● Aim of the exercise:
Report how many lines of these entries hold the string "行走于滨海总队的红色大地上"; reply with the number alone.

--- START ---

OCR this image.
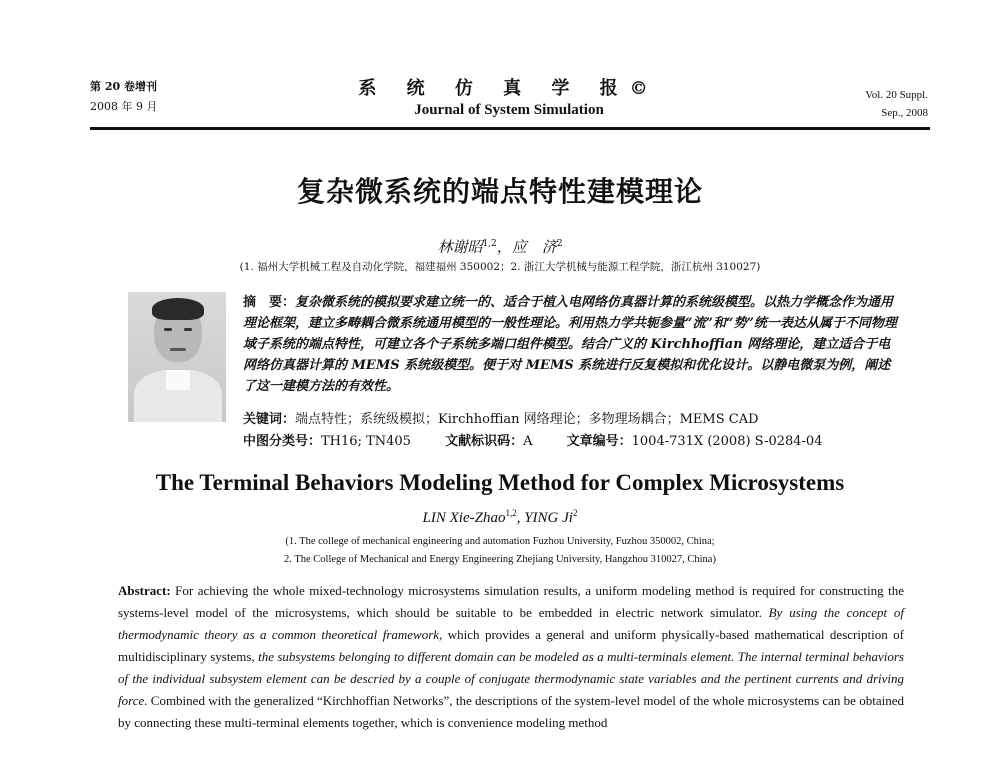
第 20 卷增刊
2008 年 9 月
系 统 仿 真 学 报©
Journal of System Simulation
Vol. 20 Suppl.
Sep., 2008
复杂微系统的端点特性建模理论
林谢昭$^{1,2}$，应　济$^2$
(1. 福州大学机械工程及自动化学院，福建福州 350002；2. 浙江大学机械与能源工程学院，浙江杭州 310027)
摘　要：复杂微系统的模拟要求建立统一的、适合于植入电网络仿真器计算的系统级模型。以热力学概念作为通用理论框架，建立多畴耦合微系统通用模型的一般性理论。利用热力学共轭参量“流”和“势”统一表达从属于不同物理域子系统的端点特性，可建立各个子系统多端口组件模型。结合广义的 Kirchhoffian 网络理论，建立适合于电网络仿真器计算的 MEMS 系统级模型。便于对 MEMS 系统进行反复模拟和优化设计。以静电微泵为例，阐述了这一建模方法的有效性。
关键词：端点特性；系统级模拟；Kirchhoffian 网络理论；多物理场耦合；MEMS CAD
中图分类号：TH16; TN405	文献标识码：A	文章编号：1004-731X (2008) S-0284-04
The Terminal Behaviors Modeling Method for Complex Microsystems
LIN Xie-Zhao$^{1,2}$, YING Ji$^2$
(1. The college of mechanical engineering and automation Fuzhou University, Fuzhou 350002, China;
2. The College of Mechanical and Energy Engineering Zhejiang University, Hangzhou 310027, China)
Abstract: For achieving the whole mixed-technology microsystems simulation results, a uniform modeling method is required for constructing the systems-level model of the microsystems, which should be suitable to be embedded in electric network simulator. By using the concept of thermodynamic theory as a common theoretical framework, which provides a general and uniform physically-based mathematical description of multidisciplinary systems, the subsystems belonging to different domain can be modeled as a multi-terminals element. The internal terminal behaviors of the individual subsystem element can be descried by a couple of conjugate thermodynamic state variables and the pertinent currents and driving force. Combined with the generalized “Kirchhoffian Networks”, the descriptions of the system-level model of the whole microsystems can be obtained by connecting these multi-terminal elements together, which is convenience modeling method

--- END ---
--- START ---

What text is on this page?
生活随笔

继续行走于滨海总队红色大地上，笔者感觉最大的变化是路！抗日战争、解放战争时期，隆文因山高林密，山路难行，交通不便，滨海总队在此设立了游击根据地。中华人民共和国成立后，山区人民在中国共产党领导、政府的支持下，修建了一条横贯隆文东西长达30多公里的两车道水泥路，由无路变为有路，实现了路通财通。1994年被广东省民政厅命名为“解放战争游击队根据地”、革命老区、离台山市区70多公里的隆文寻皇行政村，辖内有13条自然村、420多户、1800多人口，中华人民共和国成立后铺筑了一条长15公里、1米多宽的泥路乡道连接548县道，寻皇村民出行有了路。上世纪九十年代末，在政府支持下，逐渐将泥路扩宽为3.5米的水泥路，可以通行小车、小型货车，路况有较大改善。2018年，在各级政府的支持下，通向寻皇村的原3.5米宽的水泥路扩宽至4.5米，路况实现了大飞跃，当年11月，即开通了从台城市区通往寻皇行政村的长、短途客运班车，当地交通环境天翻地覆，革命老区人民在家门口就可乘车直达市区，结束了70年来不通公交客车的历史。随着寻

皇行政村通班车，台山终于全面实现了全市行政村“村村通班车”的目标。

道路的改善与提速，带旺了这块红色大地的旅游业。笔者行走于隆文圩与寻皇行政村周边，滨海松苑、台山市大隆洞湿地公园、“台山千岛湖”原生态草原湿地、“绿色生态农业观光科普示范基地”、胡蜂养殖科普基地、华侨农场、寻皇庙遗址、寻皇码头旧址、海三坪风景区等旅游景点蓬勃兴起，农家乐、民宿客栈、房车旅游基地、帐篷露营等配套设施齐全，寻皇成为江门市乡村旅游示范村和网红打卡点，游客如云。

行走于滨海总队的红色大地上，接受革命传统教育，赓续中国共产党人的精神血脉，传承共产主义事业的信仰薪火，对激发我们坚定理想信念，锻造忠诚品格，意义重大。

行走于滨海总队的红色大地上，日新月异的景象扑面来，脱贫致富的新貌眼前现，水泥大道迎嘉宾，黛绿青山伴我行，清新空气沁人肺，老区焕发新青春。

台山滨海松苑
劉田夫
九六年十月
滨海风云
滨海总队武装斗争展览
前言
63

--- END ---

● Answer to this problem:
2